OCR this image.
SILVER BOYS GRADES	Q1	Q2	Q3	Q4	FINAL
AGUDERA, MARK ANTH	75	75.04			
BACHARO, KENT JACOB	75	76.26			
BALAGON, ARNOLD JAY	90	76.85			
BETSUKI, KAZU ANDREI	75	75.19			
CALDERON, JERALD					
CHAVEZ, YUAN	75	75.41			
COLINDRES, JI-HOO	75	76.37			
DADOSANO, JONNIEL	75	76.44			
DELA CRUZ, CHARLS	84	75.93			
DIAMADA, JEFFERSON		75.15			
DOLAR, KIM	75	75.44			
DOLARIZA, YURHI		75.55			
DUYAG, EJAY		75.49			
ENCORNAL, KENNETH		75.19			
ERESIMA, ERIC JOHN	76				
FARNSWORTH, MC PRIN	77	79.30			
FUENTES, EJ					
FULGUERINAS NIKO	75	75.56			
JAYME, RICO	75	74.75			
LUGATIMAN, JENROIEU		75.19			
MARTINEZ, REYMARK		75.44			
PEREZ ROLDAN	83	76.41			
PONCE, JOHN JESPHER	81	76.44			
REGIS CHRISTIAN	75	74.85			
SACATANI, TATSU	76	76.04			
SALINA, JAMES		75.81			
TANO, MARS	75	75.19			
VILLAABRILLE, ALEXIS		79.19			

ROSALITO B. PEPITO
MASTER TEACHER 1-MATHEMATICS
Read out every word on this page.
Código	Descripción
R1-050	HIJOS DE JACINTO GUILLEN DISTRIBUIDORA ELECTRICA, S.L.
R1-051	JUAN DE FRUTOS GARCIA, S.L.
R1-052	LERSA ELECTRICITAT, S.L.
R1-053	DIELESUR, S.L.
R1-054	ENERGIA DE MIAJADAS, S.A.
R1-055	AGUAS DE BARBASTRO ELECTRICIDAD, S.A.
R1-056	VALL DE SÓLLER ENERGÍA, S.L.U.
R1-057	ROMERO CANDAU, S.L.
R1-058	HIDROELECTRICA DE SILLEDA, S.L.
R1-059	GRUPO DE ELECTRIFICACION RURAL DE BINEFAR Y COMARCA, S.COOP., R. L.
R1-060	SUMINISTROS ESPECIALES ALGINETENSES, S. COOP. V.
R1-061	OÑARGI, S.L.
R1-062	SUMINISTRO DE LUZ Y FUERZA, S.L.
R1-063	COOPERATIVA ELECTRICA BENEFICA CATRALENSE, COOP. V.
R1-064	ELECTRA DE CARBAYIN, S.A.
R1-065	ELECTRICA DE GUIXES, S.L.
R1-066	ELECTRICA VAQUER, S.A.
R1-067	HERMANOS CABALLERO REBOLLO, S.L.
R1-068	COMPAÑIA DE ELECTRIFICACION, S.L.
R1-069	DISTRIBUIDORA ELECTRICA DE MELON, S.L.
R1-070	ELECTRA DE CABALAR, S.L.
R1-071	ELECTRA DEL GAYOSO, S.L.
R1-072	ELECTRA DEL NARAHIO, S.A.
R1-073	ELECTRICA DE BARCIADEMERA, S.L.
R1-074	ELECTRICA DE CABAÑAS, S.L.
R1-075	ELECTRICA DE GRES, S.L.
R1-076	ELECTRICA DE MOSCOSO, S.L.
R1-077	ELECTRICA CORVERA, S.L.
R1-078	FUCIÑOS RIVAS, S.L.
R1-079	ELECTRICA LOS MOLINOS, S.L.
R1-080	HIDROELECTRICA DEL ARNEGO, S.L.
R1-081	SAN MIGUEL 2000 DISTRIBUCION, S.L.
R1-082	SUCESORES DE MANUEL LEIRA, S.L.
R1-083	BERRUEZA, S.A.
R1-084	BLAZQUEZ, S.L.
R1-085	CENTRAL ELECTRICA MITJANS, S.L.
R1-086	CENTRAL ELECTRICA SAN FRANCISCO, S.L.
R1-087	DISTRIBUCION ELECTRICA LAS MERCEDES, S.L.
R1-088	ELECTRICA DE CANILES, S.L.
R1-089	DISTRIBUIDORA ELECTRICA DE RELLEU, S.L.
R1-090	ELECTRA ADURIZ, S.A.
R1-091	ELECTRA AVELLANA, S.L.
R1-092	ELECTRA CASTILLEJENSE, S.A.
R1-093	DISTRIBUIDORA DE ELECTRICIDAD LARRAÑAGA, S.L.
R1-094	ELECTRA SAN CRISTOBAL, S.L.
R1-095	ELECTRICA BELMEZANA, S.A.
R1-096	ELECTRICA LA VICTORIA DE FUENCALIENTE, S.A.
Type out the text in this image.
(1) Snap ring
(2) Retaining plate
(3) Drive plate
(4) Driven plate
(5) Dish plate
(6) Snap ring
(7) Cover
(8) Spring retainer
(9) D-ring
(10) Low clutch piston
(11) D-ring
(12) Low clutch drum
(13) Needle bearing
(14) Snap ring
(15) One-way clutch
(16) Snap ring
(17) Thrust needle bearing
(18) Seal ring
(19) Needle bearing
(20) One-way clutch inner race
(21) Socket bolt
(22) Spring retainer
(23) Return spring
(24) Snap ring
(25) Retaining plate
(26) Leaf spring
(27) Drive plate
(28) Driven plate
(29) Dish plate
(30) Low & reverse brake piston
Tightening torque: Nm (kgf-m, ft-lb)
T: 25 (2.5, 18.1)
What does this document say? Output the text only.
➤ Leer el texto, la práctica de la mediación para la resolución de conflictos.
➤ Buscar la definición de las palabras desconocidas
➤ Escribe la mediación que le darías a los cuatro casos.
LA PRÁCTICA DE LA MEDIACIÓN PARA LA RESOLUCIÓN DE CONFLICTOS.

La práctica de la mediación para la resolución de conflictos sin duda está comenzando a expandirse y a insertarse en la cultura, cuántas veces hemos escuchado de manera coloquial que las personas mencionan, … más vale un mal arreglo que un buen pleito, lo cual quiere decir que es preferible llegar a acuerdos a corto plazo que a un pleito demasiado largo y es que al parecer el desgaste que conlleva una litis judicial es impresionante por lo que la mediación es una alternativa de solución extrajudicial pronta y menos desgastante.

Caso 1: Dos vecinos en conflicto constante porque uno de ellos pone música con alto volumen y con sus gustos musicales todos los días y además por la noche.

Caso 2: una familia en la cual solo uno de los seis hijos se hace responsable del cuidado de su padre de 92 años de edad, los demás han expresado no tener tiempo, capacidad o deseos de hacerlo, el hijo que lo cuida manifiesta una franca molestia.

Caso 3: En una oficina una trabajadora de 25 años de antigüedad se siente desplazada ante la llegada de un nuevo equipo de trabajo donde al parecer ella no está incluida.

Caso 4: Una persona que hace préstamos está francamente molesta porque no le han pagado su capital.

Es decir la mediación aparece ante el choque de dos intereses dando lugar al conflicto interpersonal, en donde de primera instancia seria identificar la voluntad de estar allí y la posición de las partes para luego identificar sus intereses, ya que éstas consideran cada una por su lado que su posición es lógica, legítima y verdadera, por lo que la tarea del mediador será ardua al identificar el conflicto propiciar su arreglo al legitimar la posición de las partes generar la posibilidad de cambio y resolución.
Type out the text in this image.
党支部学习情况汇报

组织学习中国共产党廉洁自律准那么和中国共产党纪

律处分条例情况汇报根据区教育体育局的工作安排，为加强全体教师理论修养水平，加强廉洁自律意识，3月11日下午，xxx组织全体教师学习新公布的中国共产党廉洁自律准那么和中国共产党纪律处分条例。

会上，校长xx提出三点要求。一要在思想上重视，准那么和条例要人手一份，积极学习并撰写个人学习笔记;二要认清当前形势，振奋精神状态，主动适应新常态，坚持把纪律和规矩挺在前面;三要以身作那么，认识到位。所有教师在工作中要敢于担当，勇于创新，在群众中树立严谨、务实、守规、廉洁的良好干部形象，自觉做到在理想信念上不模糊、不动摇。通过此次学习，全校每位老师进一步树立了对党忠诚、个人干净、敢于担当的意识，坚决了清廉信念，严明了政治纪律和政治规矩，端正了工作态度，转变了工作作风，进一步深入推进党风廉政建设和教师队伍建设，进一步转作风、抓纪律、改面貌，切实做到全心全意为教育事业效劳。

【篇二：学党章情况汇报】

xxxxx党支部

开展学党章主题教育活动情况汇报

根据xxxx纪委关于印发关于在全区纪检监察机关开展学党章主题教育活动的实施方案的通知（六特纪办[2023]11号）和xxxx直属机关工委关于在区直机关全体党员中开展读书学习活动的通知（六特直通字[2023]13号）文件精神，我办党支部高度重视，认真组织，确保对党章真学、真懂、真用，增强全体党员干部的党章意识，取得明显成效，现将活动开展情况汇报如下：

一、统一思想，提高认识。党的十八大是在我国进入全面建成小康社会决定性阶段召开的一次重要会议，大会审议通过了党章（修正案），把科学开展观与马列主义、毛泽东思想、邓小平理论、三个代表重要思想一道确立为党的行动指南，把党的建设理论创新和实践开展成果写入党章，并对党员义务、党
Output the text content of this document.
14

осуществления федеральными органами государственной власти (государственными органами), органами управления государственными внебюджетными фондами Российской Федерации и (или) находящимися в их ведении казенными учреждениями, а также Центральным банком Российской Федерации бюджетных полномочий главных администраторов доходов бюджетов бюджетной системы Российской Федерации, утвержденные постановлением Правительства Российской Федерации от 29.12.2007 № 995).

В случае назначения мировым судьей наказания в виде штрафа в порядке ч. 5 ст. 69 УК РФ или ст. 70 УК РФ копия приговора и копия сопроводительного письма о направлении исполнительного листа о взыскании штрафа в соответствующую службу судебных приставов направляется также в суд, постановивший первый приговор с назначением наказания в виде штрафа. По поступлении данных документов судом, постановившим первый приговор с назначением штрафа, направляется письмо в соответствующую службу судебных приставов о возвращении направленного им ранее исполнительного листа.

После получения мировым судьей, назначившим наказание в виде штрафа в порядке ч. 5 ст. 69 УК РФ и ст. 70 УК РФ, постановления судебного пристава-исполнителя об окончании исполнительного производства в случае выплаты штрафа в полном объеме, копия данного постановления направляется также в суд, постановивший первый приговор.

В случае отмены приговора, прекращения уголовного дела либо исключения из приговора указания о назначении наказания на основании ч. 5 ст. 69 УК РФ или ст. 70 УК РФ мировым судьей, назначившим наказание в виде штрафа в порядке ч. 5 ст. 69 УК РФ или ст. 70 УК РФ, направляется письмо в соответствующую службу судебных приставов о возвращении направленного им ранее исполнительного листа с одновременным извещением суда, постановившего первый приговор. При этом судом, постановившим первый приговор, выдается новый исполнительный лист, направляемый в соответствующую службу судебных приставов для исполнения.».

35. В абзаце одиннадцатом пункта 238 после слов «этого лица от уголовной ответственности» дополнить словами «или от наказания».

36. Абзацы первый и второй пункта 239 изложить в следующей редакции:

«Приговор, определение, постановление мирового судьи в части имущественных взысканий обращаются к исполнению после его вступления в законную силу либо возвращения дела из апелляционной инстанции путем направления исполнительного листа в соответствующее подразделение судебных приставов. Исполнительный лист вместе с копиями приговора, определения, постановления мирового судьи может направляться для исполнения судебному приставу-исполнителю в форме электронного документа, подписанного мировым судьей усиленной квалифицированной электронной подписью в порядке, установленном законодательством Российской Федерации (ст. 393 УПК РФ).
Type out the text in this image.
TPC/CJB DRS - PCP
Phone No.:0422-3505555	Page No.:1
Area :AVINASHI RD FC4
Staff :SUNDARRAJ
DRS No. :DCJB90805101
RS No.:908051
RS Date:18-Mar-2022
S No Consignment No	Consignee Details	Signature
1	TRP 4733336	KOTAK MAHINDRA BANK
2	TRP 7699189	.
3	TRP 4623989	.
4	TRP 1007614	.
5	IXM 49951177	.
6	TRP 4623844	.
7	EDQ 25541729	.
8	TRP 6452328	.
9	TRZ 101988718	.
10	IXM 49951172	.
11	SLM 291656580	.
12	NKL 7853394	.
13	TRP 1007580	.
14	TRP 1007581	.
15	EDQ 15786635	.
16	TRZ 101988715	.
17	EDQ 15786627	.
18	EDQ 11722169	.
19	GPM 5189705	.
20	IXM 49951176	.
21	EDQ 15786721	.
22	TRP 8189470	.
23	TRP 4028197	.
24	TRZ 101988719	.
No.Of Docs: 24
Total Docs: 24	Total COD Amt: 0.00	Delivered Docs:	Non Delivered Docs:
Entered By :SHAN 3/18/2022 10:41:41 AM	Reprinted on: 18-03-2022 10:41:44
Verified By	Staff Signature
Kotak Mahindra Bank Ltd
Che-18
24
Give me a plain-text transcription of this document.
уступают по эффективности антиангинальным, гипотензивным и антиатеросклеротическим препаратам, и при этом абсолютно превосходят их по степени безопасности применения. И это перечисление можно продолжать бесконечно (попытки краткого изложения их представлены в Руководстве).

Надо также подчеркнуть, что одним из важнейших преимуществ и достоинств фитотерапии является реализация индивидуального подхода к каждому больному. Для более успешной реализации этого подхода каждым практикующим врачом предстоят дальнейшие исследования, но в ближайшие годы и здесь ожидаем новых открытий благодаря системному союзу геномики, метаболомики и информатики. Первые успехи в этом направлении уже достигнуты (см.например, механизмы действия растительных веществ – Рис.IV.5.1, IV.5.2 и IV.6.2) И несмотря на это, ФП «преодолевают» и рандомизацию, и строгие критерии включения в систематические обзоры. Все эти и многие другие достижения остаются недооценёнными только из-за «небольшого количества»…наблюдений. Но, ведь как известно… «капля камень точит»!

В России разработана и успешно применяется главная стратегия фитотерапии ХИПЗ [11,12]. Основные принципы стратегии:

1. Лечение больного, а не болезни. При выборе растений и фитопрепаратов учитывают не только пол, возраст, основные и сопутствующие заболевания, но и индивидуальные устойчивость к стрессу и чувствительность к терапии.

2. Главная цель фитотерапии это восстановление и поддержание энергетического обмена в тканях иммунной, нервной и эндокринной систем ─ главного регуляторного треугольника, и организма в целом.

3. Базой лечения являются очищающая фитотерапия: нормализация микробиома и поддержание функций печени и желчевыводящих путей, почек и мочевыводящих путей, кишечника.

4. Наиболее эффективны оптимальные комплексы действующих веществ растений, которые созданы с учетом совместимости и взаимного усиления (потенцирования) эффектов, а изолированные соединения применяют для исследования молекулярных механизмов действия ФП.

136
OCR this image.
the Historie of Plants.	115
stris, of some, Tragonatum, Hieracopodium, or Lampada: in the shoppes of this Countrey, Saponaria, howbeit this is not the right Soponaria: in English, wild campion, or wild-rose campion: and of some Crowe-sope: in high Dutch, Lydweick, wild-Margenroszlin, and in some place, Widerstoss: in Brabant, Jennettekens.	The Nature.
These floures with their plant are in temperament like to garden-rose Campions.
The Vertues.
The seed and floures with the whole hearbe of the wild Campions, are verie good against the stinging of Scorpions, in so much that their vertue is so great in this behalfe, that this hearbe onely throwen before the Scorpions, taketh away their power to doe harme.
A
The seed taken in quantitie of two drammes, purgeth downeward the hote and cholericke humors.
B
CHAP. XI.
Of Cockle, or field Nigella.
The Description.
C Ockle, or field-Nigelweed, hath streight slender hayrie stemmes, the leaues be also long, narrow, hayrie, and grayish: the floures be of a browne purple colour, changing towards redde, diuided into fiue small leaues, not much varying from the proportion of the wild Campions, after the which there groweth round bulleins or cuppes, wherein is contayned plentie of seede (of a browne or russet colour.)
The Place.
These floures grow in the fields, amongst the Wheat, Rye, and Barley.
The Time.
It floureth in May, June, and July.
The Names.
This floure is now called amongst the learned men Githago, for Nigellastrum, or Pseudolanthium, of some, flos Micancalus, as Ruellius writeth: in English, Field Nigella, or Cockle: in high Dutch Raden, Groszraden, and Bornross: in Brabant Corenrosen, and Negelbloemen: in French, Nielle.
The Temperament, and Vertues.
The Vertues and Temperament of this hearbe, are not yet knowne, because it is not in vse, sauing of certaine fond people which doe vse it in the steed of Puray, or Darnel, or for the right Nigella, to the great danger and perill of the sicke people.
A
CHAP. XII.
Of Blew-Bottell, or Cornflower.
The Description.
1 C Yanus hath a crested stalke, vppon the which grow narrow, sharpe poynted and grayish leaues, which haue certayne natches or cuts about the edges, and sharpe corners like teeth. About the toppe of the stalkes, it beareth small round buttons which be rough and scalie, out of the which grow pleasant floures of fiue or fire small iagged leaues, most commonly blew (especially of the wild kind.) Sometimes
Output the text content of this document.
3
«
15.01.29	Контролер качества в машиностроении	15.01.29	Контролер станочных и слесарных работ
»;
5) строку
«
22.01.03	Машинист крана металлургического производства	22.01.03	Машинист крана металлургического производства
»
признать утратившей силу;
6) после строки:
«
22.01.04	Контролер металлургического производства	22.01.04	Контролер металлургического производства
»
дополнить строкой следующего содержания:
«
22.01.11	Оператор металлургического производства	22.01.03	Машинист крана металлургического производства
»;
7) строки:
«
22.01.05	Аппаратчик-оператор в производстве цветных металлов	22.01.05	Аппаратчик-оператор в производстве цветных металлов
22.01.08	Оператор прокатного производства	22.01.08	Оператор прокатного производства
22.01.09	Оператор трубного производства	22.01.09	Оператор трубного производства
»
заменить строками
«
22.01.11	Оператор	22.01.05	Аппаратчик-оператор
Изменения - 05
•••••
• _THE PROBLEM_: Go through the listing above and return every line where the word "bearing" occurs.

• _TASK OUTPUT_:
(13) Needle bearing
(17) Thrust needle bearing
(19) Needle bearing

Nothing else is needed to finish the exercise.